--- start SUPPLIED RECORDS ---
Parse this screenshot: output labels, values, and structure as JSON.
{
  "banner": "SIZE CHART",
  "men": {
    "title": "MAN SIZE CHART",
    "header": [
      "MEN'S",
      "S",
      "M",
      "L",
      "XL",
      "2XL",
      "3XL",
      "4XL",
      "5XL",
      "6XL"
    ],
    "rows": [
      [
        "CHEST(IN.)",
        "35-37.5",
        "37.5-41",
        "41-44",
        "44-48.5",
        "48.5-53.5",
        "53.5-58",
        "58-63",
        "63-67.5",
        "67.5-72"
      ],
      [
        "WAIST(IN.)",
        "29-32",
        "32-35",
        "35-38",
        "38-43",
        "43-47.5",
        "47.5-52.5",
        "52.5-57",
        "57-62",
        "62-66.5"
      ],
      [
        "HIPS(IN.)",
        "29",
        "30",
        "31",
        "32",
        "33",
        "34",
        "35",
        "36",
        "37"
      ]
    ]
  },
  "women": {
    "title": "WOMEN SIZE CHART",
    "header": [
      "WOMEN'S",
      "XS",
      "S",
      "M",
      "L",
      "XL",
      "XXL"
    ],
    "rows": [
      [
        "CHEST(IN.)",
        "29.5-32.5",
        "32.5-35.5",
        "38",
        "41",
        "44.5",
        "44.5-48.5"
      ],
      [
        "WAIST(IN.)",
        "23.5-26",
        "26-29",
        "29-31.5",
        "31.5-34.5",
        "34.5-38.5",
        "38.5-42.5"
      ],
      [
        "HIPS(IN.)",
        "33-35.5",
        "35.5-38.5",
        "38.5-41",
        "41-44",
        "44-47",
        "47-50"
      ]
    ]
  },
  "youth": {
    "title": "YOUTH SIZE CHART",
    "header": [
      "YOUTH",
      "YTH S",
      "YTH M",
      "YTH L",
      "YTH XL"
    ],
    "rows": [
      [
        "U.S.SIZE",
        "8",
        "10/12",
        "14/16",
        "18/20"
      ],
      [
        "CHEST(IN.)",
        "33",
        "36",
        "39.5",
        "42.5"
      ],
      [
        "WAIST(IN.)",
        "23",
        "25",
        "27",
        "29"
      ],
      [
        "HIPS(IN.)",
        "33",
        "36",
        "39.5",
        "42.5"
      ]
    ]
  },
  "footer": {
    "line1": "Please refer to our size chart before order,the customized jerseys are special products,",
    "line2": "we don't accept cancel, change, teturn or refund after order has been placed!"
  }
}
--- end SUPPLIED RECORDS ---
§ **REQUIRED TASK**
Nothing should be left out: return all of the records exactly.

§ **EXERCISE RESPONSE**
Parse this screenshot: output labels, values, and structure as JSON.
{
  "banner": "SIZE CHART",
  "men": {
    "title": "MAN SIZE CHART",
    "header": [
      "MEN'S",
      "S",
      "M",
      "L",
      "XL",
      "2XL",
      "3XL",
      "4XL",
      "5XL",
      "6XL"
    ],
    "rows": [
      [
        "CHEST(IN.)",
        "35-37.5",
        "37.5-41",
        "41-44",
        "44-48.5",
        "48.5-53.5",
        "53.5-58",
        "58-63",
        "63-67.5",
        "67.5-72"
      ],
      [
        "WAIST(IN.)",
        "29-32",
        "32-35",
        "35-38",
        "38-43",
        "43-47.5",
        "47.5-52.5",
        "52.5-57",
        "57-62",
        "62-66.5"
      ],
      [
        "HIPS(IN.)",
        "29",
        "30",
        "31",
        "32",
        "33",
        "34",
        "35",
        "36",
        "37"
      ]
    ]
  },
  "women": {
    "title": "WOMEN SIZE CHART",
    "header": [
      "WOMEN'S",
      "XS",
      "S",
      "M",
      "L",
      "XL",
      "XXL"
    ],
    "rows": [
      [
        "CHEST(IN.)",
        "29.5-32.5",
        "32.5-35.5",
        "38",
        "41",
        "44.5",
        "44.5-48.5"
      ],
      [
        "WAIST(IN.)",
        "23.5-26",
        "26-29",
        "29-31.5",
        "31.5-34.5",
        "34.5-38.5",
        "38.5-42.5"
      ],
      [
        "HIPS(IN.)",
        "33-35.5",
        "35.5-38.5",
        "38.5-41",
        "41-44",
        "44-47",
        "47-50"
      ]
    ]
  },
  "youth": {
    "title": "YOUTH SIZE CHART",
    "header": [
      "YOUTH",
      "YTH S",
      "YTH M",
      "YTH L",
      "YTH XL"
    ],
    "rows": [
      [
        "U.S.SIZE",
        "8",
        "10/12",
        "14/16",
        "18/20"
      ],
      [
        "CHEST(IN.)",
        "33",
        "36",
        "39.5",
        "42.5"
      ],
      [
        "WAIST(IN.)",
        "23",
        "25",
        "27",
        "29"
      ],
      [
        "HIPS(IN.)",
        "33",
        "36",
        "39.5",
        "42.5"
      ]
    ]
  },
  "footer": {
    "line1": "Please refer to our size chart before order,the customized jerseys are special products,",
    "line2": "we don't accept cancel, change, teturn or refund after order has been placed!"
  }
}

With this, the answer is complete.